## [GIVEN TASK]
Write out each line word for word. Drop pictures.

Stored data:

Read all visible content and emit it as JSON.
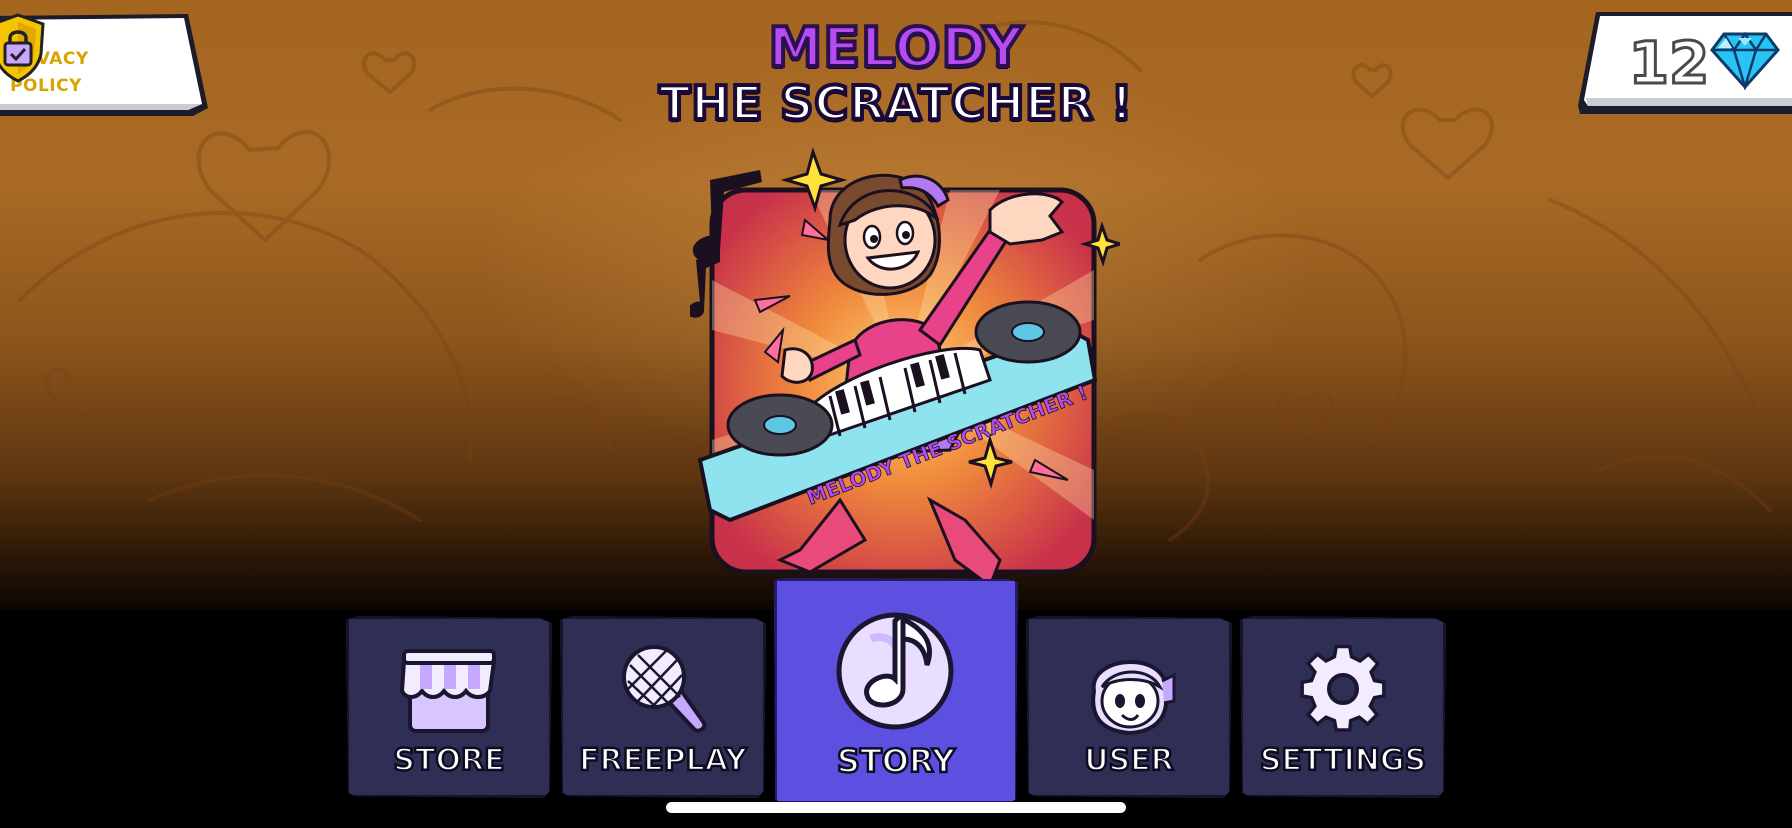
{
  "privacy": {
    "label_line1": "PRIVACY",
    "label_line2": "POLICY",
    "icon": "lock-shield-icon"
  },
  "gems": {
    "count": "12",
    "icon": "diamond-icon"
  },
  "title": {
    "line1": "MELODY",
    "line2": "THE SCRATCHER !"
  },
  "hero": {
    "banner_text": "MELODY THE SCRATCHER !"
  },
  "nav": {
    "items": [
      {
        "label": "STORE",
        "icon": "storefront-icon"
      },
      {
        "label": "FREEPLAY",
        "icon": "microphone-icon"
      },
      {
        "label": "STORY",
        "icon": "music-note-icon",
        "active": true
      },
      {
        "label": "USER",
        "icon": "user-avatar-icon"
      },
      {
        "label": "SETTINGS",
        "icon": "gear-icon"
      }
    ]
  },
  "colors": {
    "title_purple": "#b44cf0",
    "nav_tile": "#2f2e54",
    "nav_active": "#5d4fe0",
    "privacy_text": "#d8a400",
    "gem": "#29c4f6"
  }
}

## [ANSWER TO THIS EXERCISE]
Read all visible content and emit it as JSON.
{
  "privacy": {
    "label_line1": "PRIVACY",
    "label_line2": "POLICY",
    "icon": "lock-shield-icon"
  },
  "gems": {
    "count": "12",
    "icon": "diamond-icon"
  },
  "title": {
    "line1": "MELODY",
    "line2": "THE SCRATCHER !"
  },
  "hero": {
    "banner_text": "MELODY THE SCRATCHER !"
  },
  "nav": {
    "items": [
      {
        "label": "STORE",
        "icon": "storefront-icon"
      },
      {
        "label": "FREEPLAY",
        "icon": "microphone-icon"
      },
      {
        "label": "STORY",
        "icon": "music-note-icon",
        "active": true
      },
      {
        "label": "USER",
        "icon": "user-avatar-icon"
      },
      {
        "label": "SETTINGS",
        "icon": "gear-icon"
      }
    ]
  },
  "colors": {
    "title_purple": "#b44cf0",
    "nav_tile": "#2f2e54",
    "nav_active": "#5d4fe0",
    "privacy_text": "#d8a400",
    "gem": "#29c4f6"
  }
}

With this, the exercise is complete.